### Job
Check each line of the material below for "грамм", then copy the ones that contain it.

### Extracted information
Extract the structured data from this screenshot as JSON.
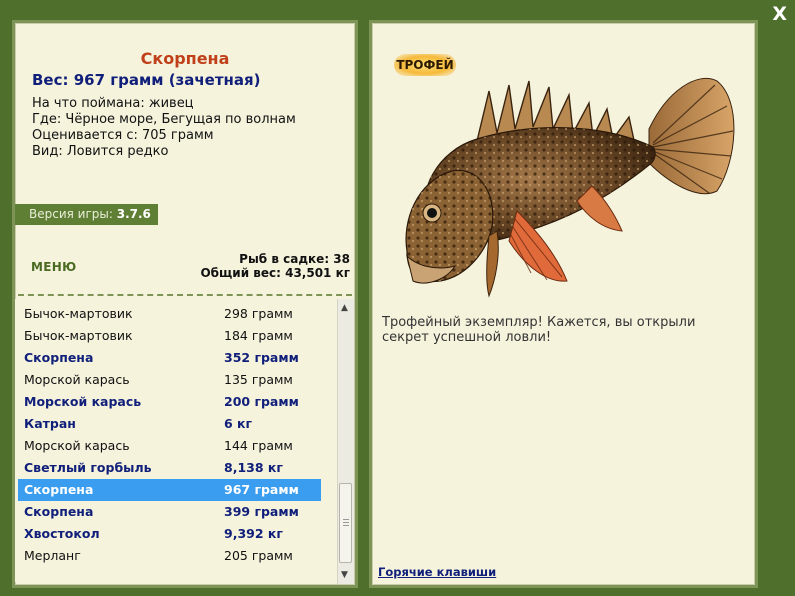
{
  "close_label": "X",
  "fish": {
    "name": "Скорпена",
    "weight_line": "Вес: 967 грамм (зачетная)",
    "info": [
      "На что поймана: живец",
      "Где: Чёрное море, Бегущая по волнам",
      "Оценивается с: 705 грамм",
      "Вид: Ловится редко"
    ]
  },
  "version": {
    "label": "Версия игры:",
    "value": "3.7.6"
  },
  "menu_label": "МЕНЮ",
  "stats": {
    "fish_count": "Рыб в садке: 38",
    "total_weight": "Общий вес: 43,501 кг"
  },
  "catch_list": [
    {
      "name": "Бычок-мартовик",
      "weight": "298 грамм",
      "highlight": false,
      "selected": false
    },
    {
      "name": "Бычок-мартовик",
      "weight": "184 грамм",
      "highlight": false,
      "selected": false
    },
    {
      "name": "Скорпена",
      "weight": "352 грамм",
      "highlight": true,
      "selected": false
    },
    {
      "name": "Морской карась",
      "weight": "135 грамм",
      "highlight": false,
      "selected": false
    },
    {
      "name": "Морской карась",
      "weight": "200 грамм",
      "highlight": true,
      "selected": false
    },
    {
      "name": "Катран",
      "weight": "6 кг",
      "highlight": true,
      "selected": false
    },
    {
      "name": "Морской карась",
      "weight": "144 грамм",
      "highlight": false,
      "selected": false
    },
    {
      "name": "Светлый горбыль",
      "weight": "8,138 кг",
      "highlight": true,
      "selected": false
    },
    {
      "name": "Скорпена",
      "weight": "967 грамм",
      "highlight": true,
      "selected": true
    },
    {
      "name": "Скорпена",
      "weight": "399 грамм",
      "highlight": true,
      "selected": false
    },
    {
      "name": "Хвостокол",
      "weight": "9,392 кг",
      "highlight": true,
      "selected": false
    },
    {
      "name": "Мерланг",
      "weight": "205 грамм",
      "highlight": false,
      "selected": false
    }
  ],
  "trophy_label": "ТРОФЕЙ",
  "trophy_text": "Трофейный экземпляр! Кажется, вы открыли секрет успешной ловли!",
  "hotkeys_label": "Горячие клавиши",
  "icons": {
    "close": "close-icon",
    "scroll_up": "scroll-up-arrow-icon",
    "scroll_down": "scroll-down-arrow-icon"
  },
  "colors": {
    "background": "#4f6f2c",
    "panel": "#f6f3dd",
    "panel_border": "#7d9456",
    "title_red": "#c0401a",
    "accent_blue": "#101f7a",
    "selection": "#3a9df0"
  }
}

### Answer to this exercise
    "weight_line": "Вес: 967 грамм (зачетная)",
      "Оценивается с: 705 грамм",
      "weight": "298 грамм",
      "weight": "184 грамм",
      "weight": "352 грамм",
      "weight": "135 грамм",
      "weight": "200 грамм",
      "weight": "144 грамм",
      "weight": "967 грамм",
      "weight": "399 грамм",
      "weight": "205 грамм",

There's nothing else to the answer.